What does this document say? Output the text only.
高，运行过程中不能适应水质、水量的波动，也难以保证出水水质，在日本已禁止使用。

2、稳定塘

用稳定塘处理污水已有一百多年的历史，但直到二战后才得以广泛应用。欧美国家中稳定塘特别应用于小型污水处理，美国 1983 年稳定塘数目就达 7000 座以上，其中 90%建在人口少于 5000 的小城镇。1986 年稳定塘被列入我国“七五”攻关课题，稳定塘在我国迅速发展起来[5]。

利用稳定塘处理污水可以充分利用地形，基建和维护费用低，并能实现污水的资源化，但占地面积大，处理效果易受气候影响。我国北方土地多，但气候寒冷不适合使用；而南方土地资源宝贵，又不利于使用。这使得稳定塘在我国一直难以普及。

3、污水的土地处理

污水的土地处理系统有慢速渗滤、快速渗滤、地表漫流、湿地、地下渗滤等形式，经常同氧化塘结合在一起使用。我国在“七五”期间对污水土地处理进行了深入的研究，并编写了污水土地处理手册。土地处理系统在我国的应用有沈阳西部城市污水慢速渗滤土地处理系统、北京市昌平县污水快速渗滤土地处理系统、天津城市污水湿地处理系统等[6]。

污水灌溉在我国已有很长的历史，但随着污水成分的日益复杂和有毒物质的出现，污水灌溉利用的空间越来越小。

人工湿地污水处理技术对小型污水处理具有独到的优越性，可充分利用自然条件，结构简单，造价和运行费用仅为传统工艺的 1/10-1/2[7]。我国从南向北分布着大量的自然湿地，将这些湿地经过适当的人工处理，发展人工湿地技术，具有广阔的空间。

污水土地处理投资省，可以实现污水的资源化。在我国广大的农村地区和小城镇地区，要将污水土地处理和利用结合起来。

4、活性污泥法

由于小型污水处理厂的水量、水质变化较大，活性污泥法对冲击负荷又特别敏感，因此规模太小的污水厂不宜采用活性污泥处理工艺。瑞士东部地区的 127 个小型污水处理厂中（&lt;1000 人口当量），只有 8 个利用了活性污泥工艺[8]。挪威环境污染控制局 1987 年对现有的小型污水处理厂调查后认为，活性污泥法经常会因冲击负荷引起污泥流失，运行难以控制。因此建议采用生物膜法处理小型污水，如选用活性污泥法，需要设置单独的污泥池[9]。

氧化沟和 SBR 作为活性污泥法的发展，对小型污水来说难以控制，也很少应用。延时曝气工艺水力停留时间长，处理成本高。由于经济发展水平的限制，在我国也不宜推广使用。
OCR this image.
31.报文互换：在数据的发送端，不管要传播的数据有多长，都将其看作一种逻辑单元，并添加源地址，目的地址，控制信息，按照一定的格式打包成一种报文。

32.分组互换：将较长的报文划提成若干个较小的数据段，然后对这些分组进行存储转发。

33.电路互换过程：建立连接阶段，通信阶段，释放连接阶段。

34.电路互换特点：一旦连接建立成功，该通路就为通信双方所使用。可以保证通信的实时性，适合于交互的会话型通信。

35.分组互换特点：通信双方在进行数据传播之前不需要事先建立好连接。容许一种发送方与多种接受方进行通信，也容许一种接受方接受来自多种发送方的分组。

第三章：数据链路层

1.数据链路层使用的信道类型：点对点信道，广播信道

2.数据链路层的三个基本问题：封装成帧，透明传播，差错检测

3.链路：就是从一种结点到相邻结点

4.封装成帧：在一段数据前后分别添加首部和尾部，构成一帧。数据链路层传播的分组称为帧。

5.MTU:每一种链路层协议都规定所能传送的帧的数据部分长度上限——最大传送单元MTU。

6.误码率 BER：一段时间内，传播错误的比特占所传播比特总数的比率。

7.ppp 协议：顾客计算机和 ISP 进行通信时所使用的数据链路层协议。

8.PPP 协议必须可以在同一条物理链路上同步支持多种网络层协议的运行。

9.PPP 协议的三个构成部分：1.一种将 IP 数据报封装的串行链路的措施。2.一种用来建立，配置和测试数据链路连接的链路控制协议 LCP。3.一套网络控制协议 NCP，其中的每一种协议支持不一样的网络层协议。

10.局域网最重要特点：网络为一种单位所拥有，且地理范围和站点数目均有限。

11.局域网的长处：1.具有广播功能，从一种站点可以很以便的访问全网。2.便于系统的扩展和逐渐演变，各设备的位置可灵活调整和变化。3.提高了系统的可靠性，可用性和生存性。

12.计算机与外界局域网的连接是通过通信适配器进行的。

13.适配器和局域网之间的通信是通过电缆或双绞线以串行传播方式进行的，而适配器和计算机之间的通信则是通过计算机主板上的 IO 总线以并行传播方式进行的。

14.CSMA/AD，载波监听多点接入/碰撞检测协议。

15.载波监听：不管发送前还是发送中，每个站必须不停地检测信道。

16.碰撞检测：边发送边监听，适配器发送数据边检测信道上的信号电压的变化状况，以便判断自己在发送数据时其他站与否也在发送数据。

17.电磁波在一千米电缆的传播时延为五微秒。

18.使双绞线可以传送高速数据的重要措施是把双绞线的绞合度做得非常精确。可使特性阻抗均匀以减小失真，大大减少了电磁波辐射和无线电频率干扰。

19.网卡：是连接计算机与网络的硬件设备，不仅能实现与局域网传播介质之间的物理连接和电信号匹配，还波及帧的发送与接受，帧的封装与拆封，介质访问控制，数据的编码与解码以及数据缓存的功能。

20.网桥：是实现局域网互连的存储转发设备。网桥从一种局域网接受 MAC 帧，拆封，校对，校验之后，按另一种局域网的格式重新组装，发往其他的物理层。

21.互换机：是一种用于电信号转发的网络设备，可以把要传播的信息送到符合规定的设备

━━━

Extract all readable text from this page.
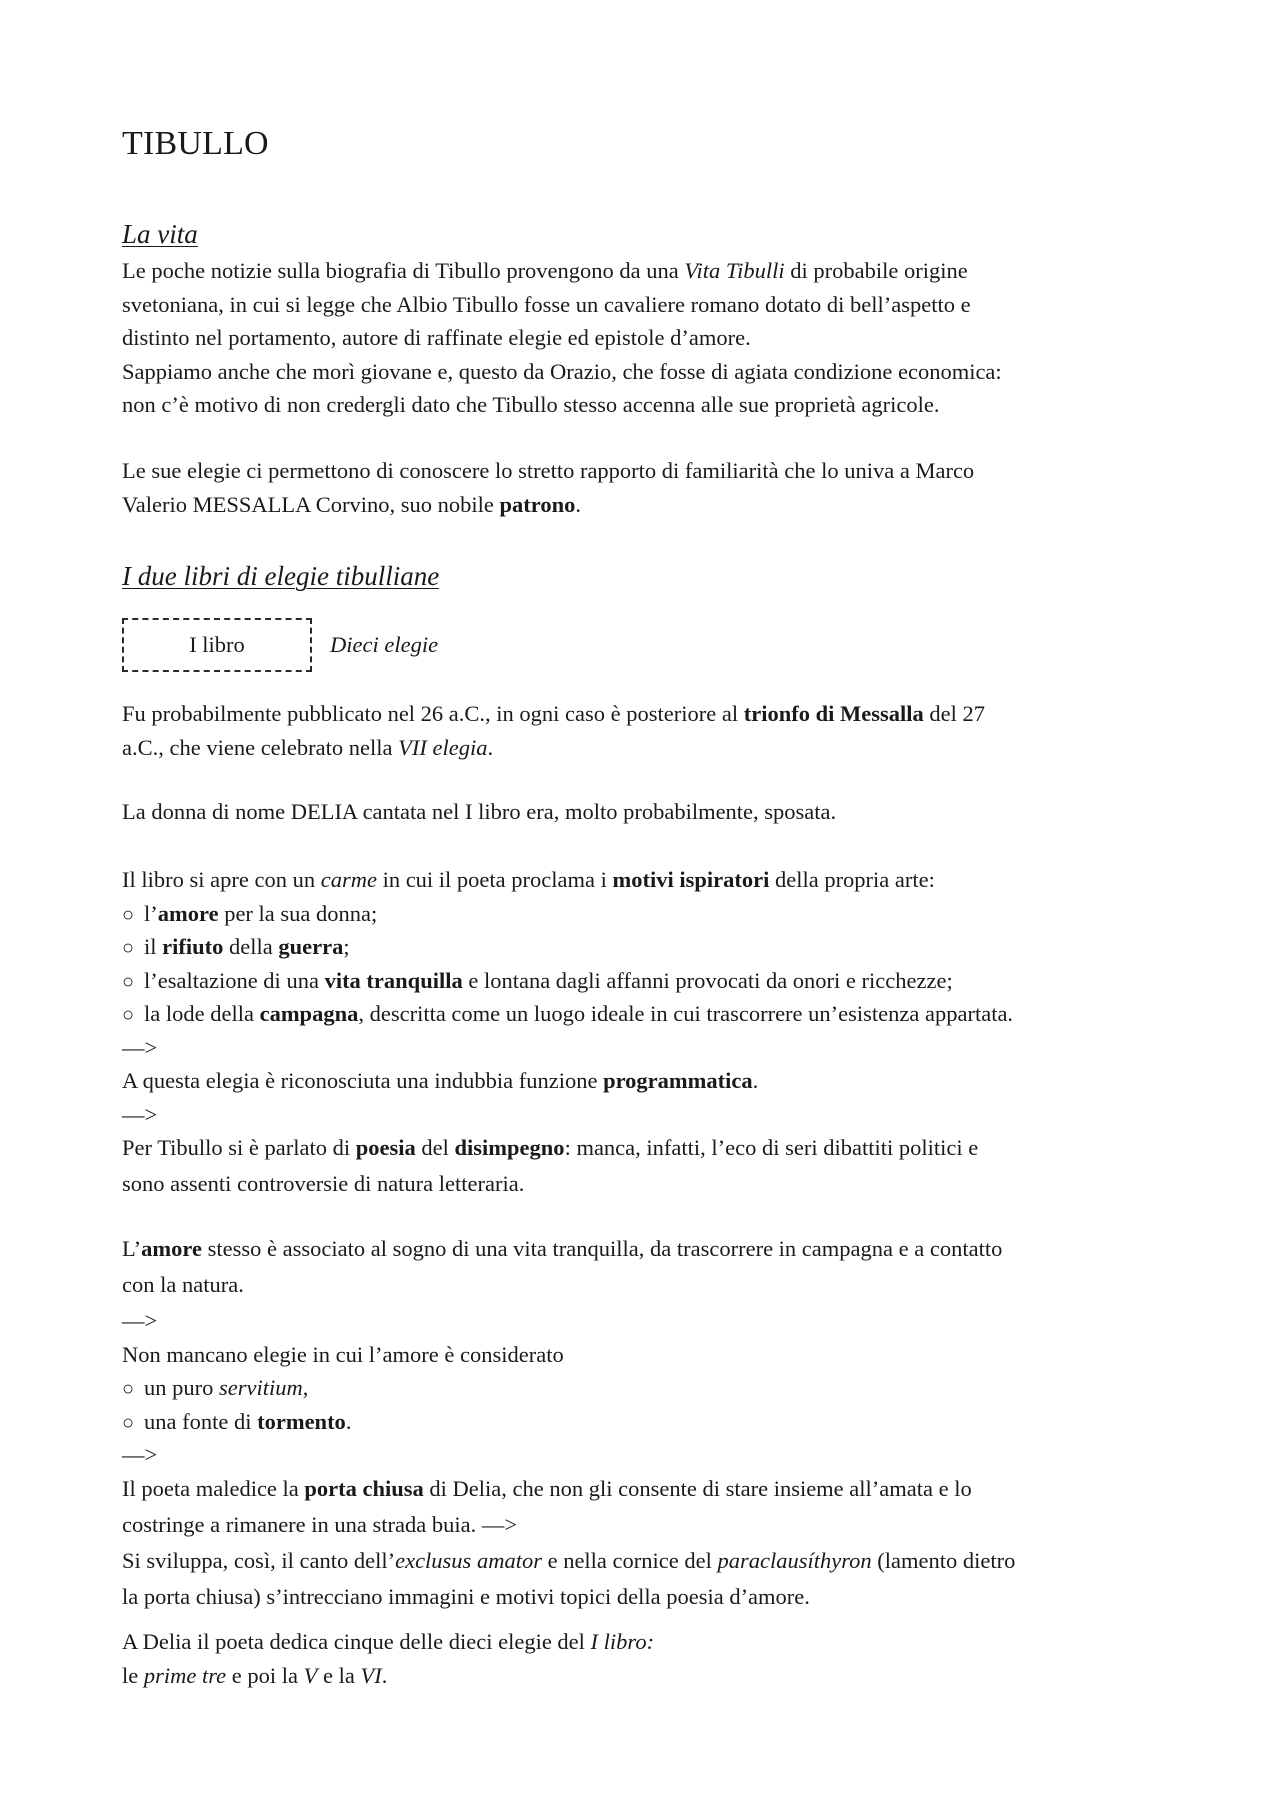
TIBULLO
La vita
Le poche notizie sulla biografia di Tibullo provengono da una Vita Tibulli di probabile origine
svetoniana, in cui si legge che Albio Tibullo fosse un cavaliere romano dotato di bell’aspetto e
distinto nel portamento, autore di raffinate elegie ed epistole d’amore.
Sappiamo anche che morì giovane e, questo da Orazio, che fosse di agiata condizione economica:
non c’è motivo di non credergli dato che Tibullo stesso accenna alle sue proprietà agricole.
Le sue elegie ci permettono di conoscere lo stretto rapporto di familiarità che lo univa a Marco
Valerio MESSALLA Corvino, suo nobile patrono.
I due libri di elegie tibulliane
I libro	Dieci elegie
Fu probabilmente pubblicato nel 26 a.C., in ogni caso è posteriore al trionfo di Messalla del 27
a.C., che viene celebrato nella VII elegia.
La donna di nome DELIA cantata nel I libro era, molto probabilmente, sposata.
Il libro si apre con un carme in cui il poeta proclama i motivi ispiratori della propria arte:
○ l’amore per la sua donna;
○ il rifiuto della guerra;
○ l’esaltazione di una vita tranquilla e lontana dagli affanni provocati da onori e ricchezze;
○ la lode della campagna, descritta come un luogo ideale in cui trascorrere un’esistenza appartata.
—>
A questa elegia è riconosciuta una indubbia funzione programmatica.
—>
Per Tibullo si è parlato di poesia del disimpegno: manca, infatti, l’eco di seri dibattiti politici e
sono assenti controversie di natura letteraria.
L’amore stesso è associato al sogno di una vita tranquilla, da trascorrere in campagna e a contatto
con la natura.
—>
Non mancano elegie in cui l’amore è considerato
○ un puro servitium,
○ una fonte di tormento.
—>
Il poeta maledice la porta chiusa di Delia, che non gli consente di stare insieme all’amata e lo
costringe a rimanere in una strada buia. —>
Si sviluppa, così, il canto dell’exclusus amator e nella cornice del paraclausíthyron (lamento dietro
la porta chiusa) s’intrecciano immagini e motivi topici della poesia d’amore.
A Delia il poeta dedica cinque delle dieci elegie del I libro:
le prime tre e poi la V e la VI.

━━━

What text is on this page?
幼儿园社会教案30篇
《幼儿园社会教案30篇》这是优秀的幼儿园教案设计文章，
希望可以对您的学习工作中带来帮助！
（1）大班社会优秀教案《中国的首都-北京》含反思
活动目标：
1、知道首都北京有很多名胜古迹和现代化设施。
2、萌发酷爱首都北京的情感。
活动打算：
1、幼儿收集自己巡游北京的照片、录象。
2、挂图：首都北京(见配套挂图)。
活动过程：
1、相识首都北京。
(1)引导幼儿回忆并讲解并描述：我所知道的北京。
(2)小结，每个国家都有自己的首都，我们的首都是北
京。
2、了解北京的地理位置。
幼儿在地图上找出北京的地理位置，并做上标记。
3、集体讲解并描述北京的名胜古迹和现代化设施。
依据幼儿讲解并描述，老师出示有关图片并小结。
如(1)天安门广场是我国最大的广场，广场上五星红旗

━━━

→ **WHAT YOU HAVE TO DO**: Search the lines above for the string "elegia" and copy each line that has it.

→ **TASK RESULT**:
a.C., che viene celebrato nella VII elegia.
A questa elegia è riconosciuta una indubbia funzione programmatica.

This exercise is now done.